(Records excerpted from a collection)
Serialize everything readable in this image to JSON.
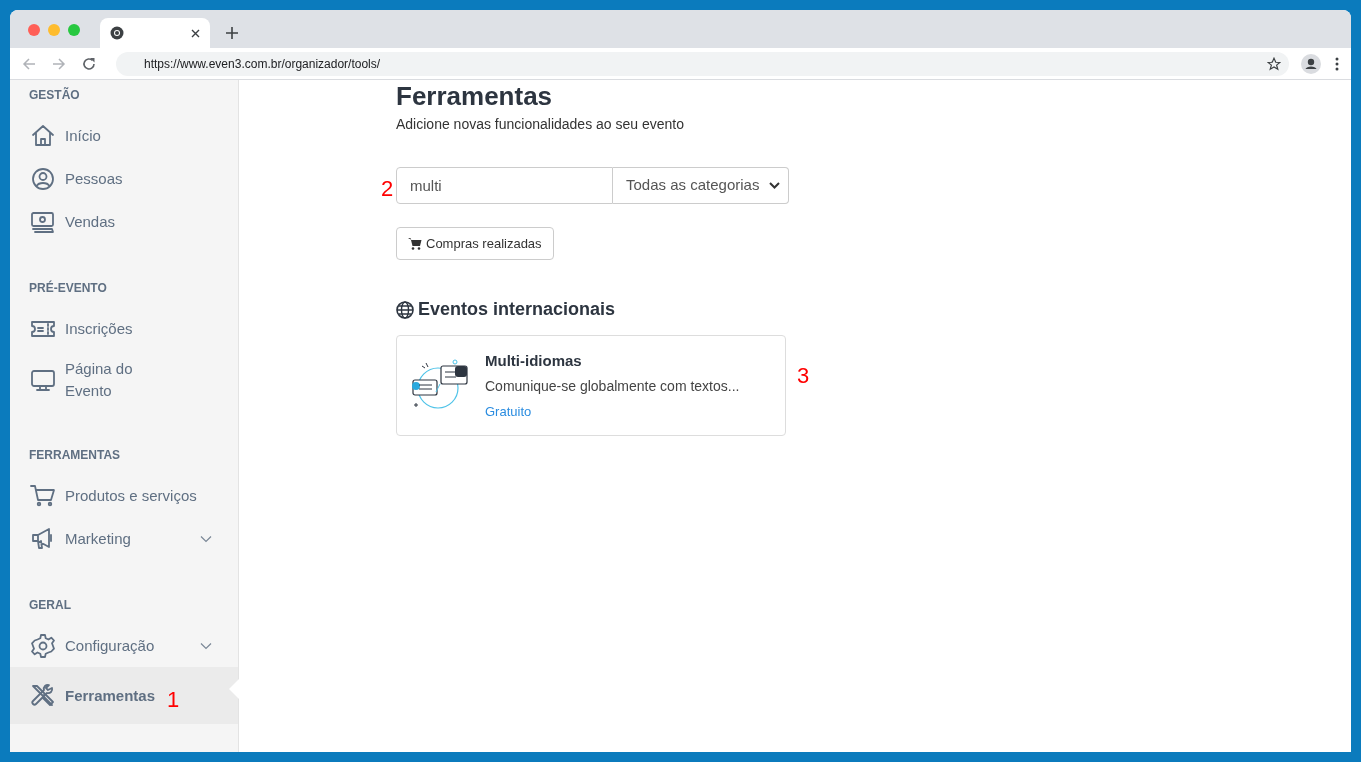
{
  "browser": {
    "address": "https://www.even3.com.br/organizador/tools/"
  },
  "sidebar": {
    "groups": [
      {
        "heading": "GESTÃO",
        "items": [
          {
            "label": "Início",
            "selected": false,
            "has_submenu": false
          },
          {
            "label": "Pessoas",
            "selected": false,
            "has_submenu": false
          },
          {
            "label": "Vendas",
            "selected": false,
            "has_submenu": false
          }
        ]
      },
      {
        "heading": "PRÉ-EVENTO",
        "items": [
          {
            "label": "Inscrições",
            "selected": false,
            "has_submenu": false
          },
          {
            "label": "Página do\nEvento",
            "selected": false,
            "has_submenu": false
          }
        ]
      },
      {
        "heading": "FERRAMENTAS",
        "items": [
          {
            "label": "Produtos e serviços",
            "selected": false,
            "has_submenu": false
          },
          {
            "label": "Marketing",
            "selected": false,
            "has_submenu": true
          }
        ]
      },
      {
        "heading": "GERAL",
        "items": [
          {
            "label": "Configuração",
            "selected": false,
            "has_submenu": true
          },
          {
            "label": "Ferramentas",
            "selected": true,
            "has_submenu": false,
            "annotation": "1"
          }
        ]
      }
    ]
  },
  "page": {
    "title": "Ferramentas",
    "subtitle": "Adicione novas funcionalidades ao seu evento",
    "search": {
      "value": "multi",
      "annotation": "2"
    },
    "category_select": {
      "value": "Todas as categorias"
    },
    "purchases_button": "Compras realizadas",
    "section": {
      "heading": "Eventos internacionais",
      "cards": [
        {
          "title": "Multi-idiomas",
          "description": "Comunique-se globalmente com textos...",
          "price": "Gratuito",
          "annotation": "3"
        }
      ]
    }
  }
}
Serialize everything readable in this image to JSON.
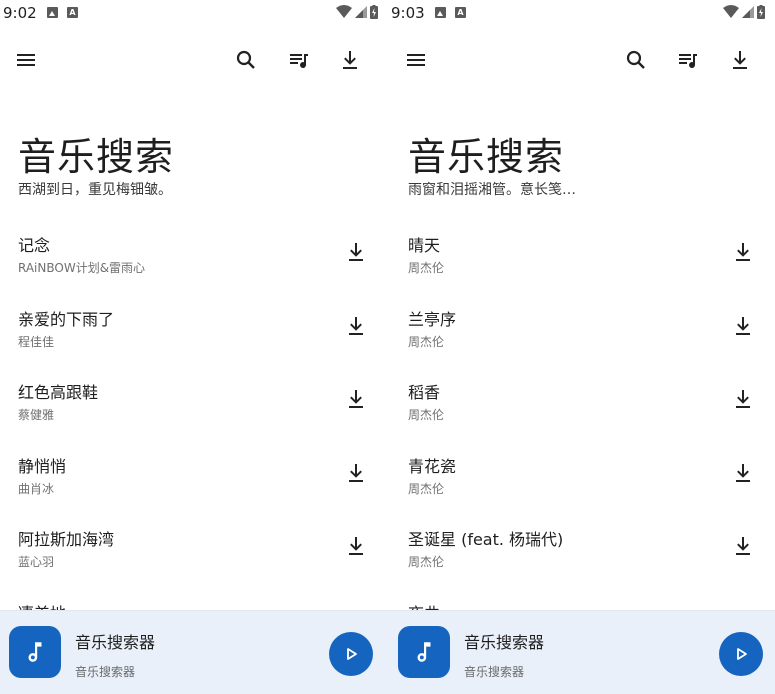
{
  "screens": [
    {
      "status": {
        "time": "9:02"
      },
      "title": "音乐搜索",
      "subtitle": "西湖到日，重见梅钿皱。",
      "songs": [
        {
          "title": "记念",
          "artist": "RAiNBOW计划&雷雨心"
        },
        {
          "title": "亲爱的下雨了",
          "artist": "程佳佳"
        },
        {
          "title": "红色高跟鞋",
          "artist": "蔡健雅"
        },
        {
          "title": "静悄悄",
          "artist": "曲肖冰"
        },
        {
          "title": "阿拉斯加海湾",
          "artist": "蓝心羽"
        },
        {
          "title": "凄美地",
          "artist": ""
        }
      ],
      "player": {
        "title": "音乐搜索器",
        "subtitle": "音乐搜索器"
      }
    },
    {
      "status": {
        "time": "9:03"
      },
      "title": "音乐搜索",
      "subtitle": "雨窗和泪摇湘管。意长笺…",
      "songs": [
        {
          "title": "晴天",
          "artist": "周杰伦"
        },
        {
          "title": "兰亭序",
          "artist": "周杰伦"
        },
        {
          "title": "稻香",
          "artist": "周杰伦"
        },
        {
          "title": "青花瓷",
          "artist": "周杰伦"
        },
        {
          "title": "圣诞星 (feat. 杨瑞代)",
          "artist": "周杰伦"
        },
        {
          "title": "夜曲",
          "artist": ""
        }
      ],
      "player": {
        "title": "音乐搜索器",
        "subtitle": "音乐搜索器"
      }
    }
  ],
  "icons": {
    "menu": "menu-icon",
    "search": "search-icon",
    "queue": "queue-music-icon",
    "download": "download-icon",
    "note": "music-note-icon",
    "play": "play-icon"
  },
  "colors": {
    "accent": "#1565c0",
    "player_bg": "#eaf0fa"
  }
}
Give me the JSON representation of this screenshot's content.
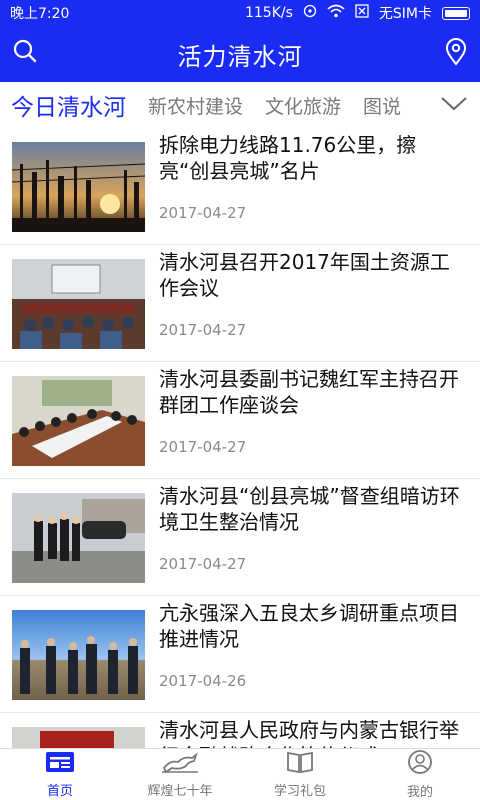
{
  "status_bar": {
    "time": "晚上7:20",
    "speed": "115K/s",
    "sim": "无SIM卡"
  },
  "app_bar": {
    "title": "活力清水河",
    "left_icon": "search-icon",
    "right_icon": "location-pin-icon"
  },
  "tabs": [
    {
      "label": "今日清水河",
      "active": true
    },
    {
      "label": "新农村建设",
      "active": false
    },
    {
      "label": "文化旅游",
      "active": false
    },
    {
      "label": "图说",
      "active": false
    }
  ],
  "news": [
    {
      "title": "拆除电力线路11.76公里，擦亮“创县亮城”名片",
      "date": "2017-04-27",
      "image": "sunset-power-lines"
    },
    {
      "title": "清水河县召开2017年国土资源工作会议",
      "date": "2017-04-27",
      "image": "meeting-room"
    },
    {
      "title": "清水河县委副书记魏红军主持召开群团工作座谈会",
      "date": "2017-04-27",
      "image": "conference-table"
    },
    {
      "title": "清水河县“创县亮城”督查组暗访环境卫生整治情况",
      "date": "2017-04-27",
      "image": "inspection-group"
    },
    {
      "title": "亢永强深入五良太乡调研重点项目推进情况",
      "date": "2017-04-26",
      "image": "field-visit"
    },
    {
      "title": "清水河县人民政府与内蒙古银行举行金融战略合作签约仪式",
      "date": "",
      "image": "signing-ceremony"
    }
  ],
  "bottom_nav": [
    {
      "label": "首页",
      "icon": "news-icon",
      "active": true
    },
    {
      "label": "辉煌七十年",
      "icon": "horse-icon",
      "active": false
    },
    {
      "label": "学习礼包",
      "icon": "book-icon",
      "active": false
    },
    {
      "label": "我的",
      "icon": "user-icon",
      "active": false
    }
  ],
  "colors": {
    "brand": "#1a2cf3",
    "text": "#111111",
    "muted": "#8a8a8a"
  }
}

> [Exercise aim] Which lines contain the word "heading"? Copy each of them.

> [Solution for this problem]
        "heading": "GESTÃO",
        "heading": "PRÉ-EVENTO",
        "heading": "FERRAMENTAS",
        "heading": "GERAL",
      "heading": "Eventos internacionais",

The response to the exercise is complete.